-------- Entries supplied --------

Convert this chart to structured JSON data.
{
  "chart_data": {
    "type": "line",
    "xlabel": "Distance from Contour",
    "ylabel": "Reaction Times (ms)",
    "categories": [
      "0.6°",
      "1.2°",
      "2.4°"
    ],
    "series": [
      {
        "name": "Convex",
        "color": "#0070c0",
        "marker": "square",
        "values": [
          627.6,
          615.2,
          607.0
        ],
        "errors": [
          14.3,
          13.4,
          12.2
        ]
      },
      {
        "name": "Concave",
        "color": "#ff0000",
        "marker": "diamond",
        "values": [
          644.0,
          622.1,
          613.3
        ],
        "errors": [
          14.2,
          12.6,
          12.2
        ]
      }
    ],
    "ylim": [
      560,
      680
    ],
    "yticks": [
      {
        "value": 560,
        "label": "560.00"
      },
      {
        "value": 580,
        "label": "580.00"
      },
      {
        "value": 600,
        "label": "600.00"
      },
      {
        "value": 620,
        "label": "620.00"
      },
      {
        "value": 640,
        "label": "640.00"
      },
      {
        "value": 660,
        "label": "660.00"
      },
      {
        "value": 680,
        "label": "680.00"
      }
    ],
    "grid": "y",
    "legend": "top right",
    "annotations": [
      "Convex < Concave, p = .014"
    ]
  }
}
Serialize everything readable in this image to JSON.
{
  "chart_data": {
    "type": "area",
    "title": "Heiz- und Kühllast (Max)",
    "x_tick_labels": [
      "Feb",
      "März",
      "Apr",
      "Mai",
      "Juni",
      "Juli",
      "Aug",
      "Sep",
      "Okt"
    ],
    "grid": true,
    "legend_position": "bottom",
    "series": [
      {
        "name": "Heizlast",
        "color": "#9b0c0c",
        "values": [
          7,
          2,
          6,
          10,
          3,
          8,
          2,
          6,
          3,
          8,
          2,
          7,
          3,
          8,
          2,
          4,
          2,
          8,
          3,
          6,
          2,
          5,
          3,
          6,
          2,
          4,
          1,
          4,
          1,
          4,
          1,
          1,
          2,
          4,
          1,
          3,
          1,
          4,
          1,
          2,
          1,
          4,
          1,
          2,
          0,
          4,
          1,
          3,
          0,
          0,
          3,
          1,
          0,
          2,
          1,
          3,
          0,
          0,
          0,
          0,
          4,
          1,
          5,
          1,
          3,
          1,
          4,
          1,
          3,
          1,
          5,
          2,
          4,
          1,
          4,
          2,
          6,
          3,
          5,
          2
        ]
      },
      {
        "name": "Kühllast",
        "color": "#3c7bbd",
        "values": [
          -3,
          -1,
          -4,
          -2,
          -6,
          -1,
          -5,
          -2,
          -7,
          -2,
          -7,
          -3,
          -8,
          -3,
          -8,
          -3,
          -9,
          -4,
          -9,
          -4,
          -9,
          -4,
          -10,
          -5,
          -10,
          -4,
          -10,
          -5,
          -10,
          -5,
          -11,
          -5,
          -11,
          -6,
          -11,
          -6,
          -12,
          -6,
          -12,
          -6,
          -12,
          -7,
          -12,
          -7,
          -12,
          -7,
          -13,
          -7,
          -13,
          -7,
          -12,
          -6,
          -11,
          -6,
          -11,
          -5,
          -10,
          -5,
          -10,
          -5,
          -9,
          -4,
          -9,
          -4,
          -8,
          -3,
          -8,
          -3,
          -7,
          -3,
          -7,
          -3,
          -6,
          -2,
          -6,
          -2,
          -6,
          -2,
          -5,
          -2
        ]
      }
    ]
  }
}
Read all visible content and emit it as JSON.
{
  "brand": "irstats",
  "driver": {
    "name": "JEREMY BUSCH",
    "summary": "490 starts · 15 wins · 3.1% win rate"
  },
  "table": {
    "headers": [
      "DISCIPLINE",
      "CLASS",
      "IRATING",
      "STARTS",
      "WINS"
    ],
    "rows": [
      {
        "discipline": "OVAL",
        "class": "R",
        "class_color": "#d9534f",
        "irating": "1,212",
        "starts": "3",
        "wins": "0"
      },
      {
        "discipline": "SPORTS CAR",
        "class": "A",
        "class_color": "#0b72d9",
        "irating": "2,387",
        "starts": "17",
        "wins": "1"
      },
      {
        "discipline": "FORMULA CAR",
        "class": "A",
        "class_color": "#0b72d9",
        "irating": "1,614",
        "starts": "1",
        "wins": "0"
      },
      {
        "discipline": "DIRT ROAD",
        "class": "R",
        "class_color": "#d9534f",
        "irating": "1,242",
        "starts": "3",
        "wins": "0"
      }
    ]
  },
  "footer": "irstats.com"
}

--------

Show each line of the data that contains the string "Kühllast".

Complete response:
    "title": "Heiz- und Kühllast (Max)",
        "name": "Kühllast",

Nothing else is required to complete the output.